--- Input data ---

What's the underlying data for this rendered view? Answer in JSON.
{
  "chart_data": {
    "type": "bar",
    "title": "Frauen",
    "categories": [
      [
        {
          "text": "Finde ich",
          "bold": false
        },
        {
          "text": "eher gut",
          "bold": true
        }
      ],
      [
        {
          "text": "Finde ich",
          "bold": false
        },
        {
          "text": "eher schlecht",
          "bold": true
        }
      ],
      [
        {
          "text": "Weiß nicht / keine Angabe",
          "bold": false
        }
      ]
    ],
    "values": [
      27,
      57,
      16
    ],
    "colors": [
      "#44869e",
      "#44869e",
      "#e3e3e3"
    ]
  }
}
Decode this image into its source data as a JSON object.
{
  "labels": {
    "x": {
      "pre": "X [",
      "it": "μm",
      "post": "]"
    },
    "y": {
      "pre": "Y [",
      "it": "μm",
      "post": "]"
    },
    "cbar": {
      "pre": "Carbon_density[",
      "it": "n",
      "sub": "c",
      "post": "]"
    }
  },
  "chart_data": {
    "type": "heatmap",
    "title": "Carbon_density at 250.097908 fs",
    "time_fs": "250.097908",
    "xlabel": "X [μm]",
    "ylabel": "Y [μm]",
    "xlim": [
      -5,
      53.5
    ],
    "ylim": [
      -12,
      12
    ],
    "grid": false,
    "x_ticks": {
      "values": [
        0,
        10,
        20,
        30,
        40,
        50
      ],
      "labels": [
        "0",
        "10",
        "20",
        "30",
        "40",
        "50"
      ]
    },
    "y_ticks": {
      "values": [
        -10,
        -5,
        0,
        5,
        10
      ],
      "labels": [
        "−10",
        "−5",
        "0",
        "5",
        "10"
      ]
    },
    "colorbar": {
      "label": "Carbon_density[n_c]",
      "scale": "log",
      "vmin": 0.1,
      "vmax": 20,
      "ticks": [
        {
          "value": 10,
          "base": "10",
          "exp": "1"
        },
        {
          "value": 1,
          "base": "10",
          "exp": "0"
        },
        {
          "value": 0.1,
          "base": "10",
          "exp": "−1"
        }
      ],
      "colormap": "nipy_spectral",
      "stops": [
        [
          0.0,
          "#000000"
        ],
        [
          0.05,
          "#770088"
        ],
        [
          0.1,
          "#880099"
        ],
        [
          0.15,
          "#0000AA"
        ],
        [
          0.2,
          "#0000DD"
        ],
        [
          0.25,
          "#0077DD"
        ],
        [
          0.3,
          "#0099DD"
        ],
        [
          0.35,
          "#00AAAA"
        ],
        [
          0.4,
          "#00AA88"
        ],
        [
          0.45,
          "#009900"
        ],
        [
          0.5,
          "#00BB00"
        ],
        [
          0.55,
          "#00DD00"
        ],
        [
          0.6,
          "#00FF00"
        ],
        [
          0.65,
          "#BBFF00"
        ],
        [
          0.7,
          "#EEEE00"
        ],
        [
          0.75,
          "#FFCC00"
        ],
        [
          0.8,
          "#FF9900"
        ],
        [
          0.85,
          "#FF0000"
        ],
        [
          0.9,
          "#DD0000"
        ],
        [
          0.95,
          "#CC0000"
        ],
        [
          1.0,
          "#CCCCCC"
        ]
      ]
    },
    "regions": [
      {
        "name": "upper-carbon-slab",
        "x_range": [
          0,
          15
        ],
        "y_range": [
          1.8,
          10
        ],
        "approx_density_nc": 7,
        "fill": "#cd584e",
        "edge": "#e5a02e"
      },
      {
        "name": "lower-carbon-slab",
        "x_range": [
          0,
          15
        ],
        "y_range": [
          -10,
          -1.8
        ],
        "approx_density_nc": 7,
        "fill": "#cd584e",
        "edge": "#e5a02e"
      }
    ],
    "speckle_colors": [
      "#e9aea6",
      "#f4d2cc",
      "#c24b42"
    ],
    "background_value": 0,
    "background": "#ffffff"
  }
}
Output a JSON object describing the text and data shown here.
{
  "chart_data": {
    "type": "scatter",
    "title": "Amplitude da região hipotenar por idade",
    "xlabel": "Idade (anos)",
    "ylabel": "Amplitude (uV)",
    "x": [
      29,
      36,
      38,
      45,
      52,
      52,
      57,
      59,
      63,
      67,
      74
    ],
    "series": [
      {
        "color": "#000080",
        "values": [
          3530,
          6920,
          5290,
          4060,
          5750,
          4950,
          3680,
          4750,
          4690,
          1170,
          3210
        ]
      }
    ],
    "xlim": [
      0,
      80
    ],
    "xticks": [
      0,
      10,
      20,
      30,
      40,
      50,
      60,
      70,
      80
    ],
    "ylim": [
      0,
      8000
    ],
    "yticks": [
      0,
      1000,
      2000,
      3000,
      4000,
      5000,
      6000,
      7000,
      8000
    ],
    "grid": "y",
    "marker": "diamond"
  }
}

---

### What this task involves
Take the line holding "Output a JSON" and all lines after it through the end of the data, and set them down exactly.

### Solution
Output a JSON object describing the text and data shown here.
{
  "chart_data": {
    "type": "scatter",
    "title": "Amplitude da região hipotenar por idade",
    "xlabel": "Idade (anos)",
    "ylabel": "Amplitude (uV)",
    "x": [
      29,
      36,
      38,
      45,
      52,
      52,
      57,
      59,
      63,
      67,
      74
    ],
    "series": [
      {
        "color": "#000080",
        "values": [
          3530,
          6920,
          5290,
          4060,
          5750,
          4950,
          3680,
          4750,
          4690,
          1170,
          3210
        ]
      }
    ],
    "xlim": [
      0,
      80
    ],
    "xticks": [
      0,
      10,
      20,
      30,
      40,
      50,
      60,
      70,
      80
    ],
    "ylim": [
      0,
      8000
    ],
    "yticks": [
      0,
      1000,
      2000,
      3000,
      4000,
      5000,
      6000,
      7000,
      8000
    ],
    "grid": "y",
    "marker": "diamond"
  }
}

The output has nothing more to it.